DATASET ROWS =
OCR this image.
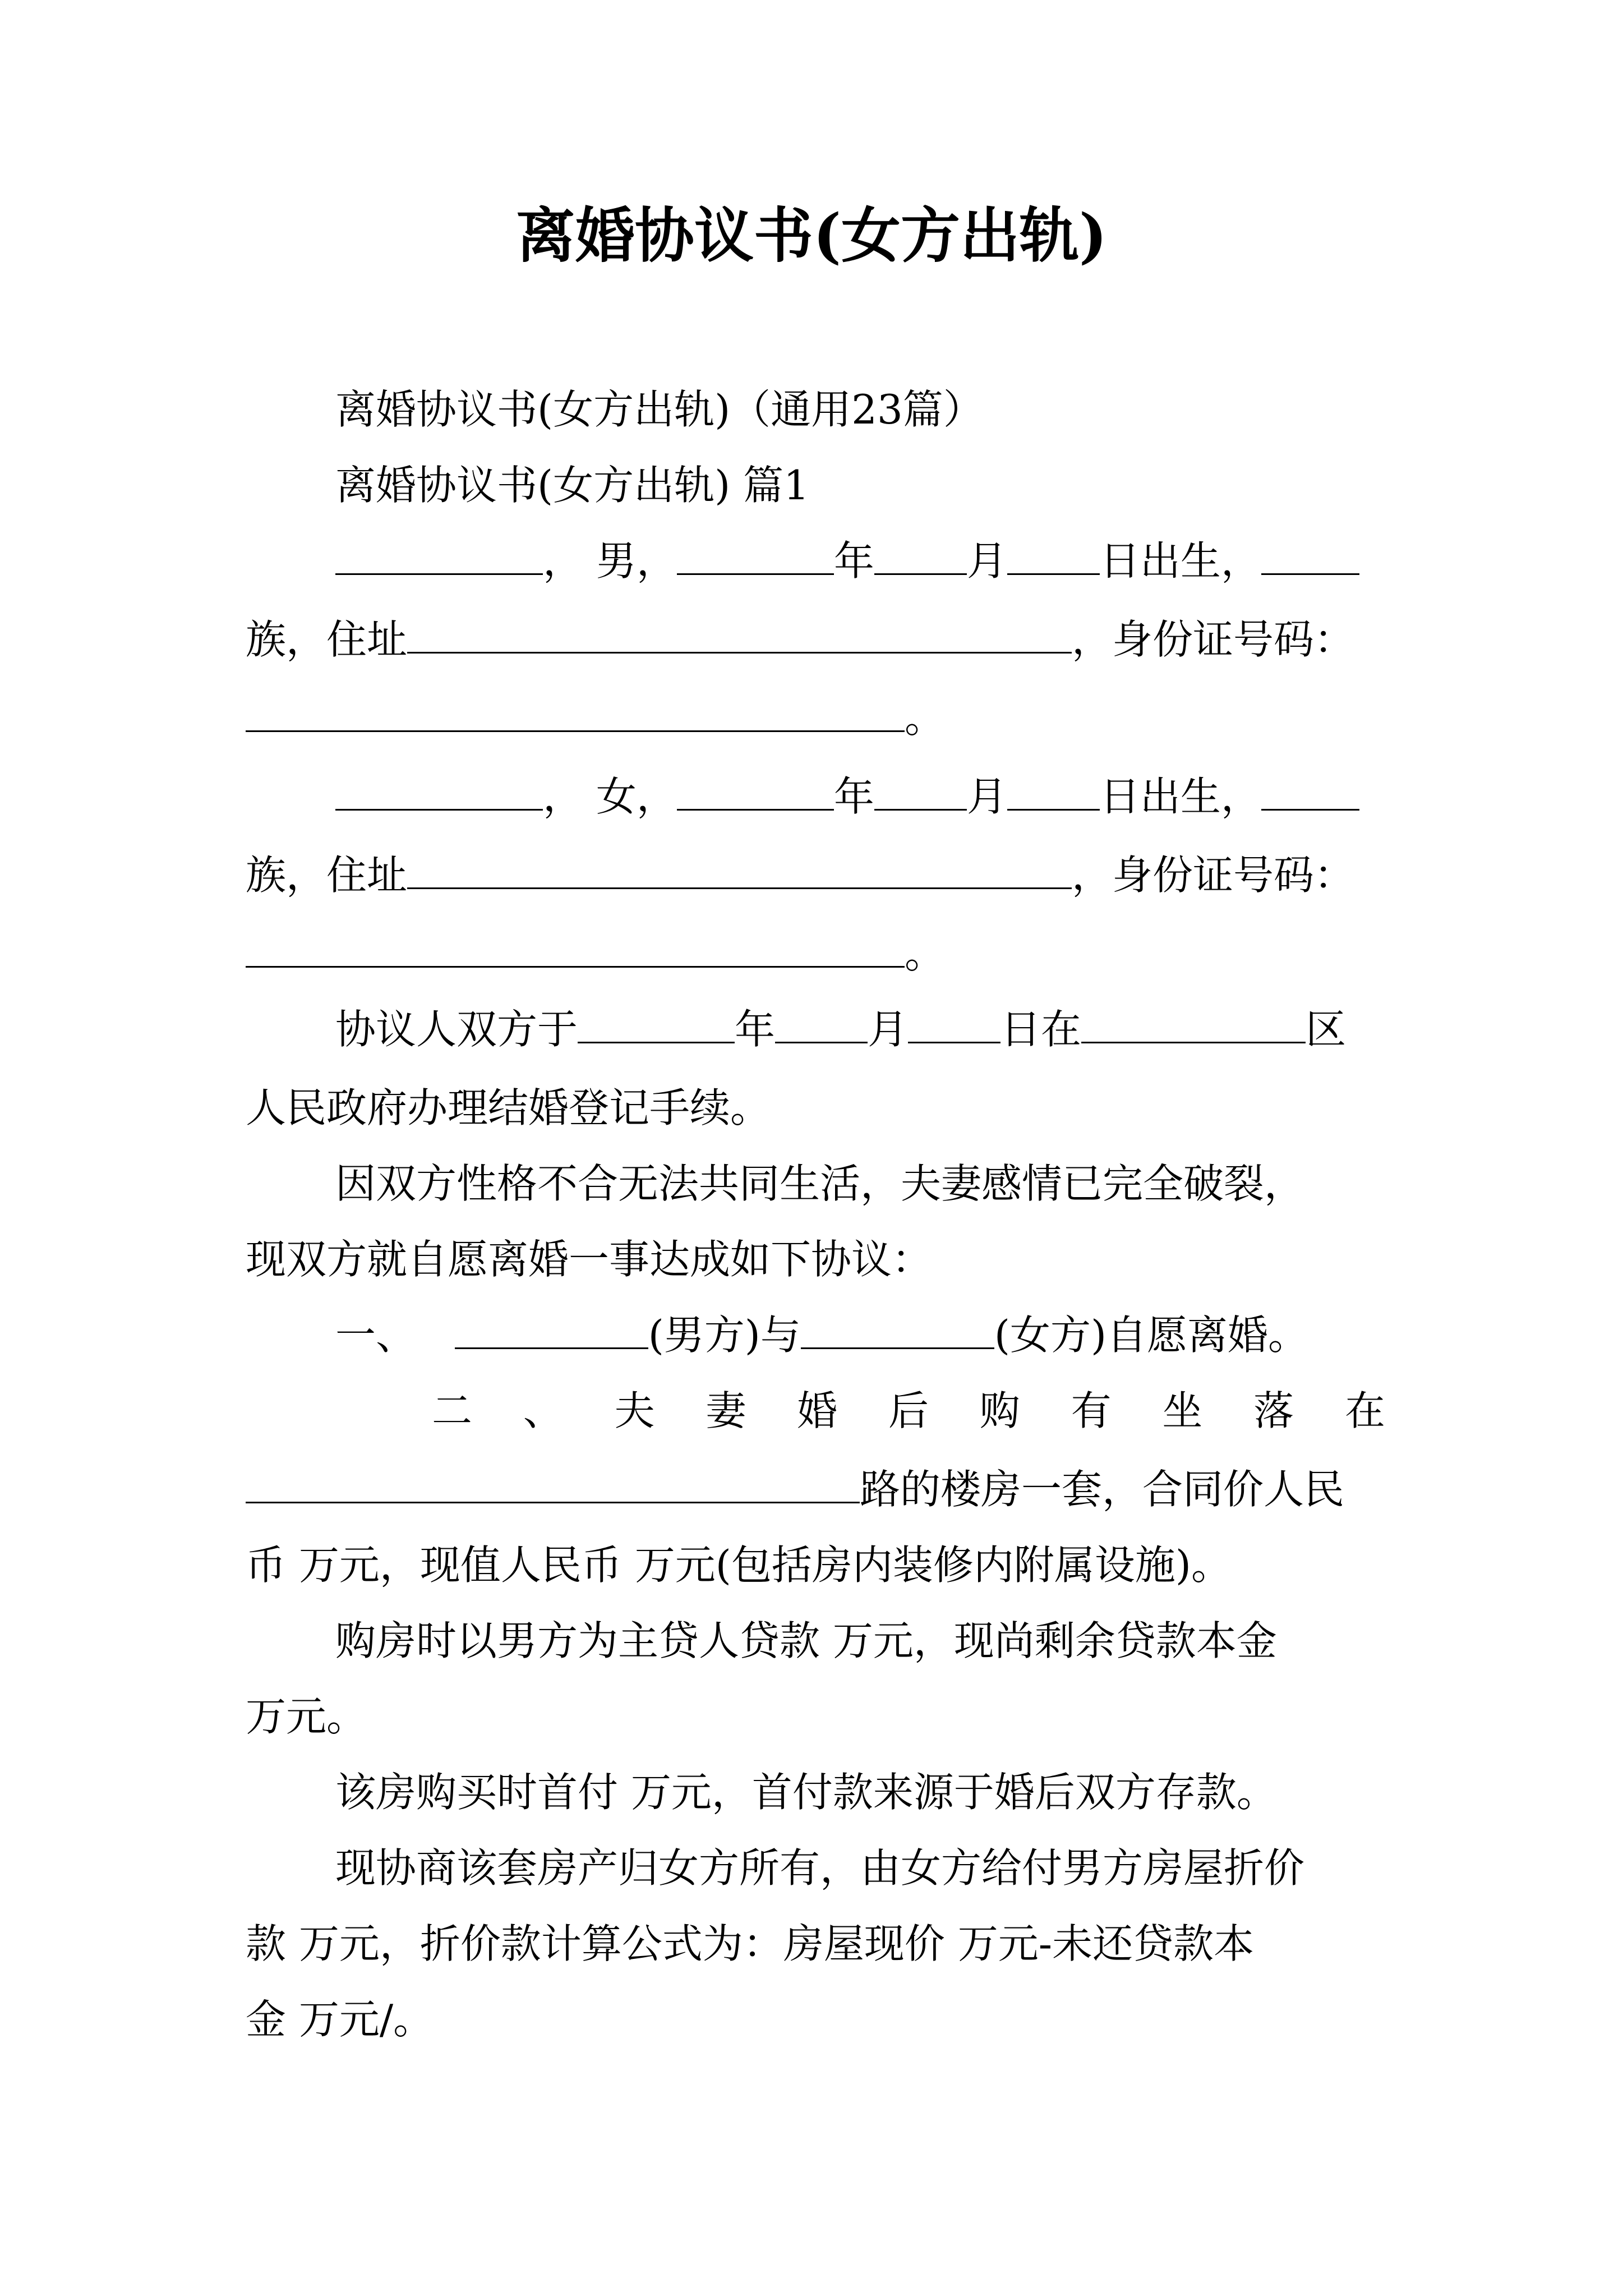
离婚协议书(女方出轨)
离婚协议书(女方出轨)（通用23篇）
离婚协议书(女方出轨) 篇1
， 男，	年 月 日出生，
族，住址	，身份证号码：
。
， 女，	年 月 日出生，
族，住址	，身份证号码：
。
协议人双方于	年 月 日在	区
人民政府办理结婚登记手续。
因双方性格不合无法共同生活，夫妻感情已完全破裂，
现双方就自愿离婚一事达成如下协议：
一、	(男方)与	(女方)自愿离婚。
二 、 夫 妻 婚 后 购 有 坐 落 在
路的楼房一套，合同价人民
币 万元，现值人民币 万元(包括房内装修内附属设施)。
购房时以男方为主贷人贷款 万元，现尚剩余贷款本金
万元。
该房购买时首付 万元，首付款来源于婚后双方存款。
现协商该套房产归女方所有，由女方给付男方房屋折价
款 万元，折价款计算公式为：房屋现价 万元-未还贷款本
金 万元/。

TASK BRIEF = In the entries above, find each line with the word "女方出轨" and copy it.

WRITTEN ANSWER =
离婚协议书(女方出轨)
离婚协议书(女方出轨)（通用23篇）
离婚协议书(女方出轨) 篇1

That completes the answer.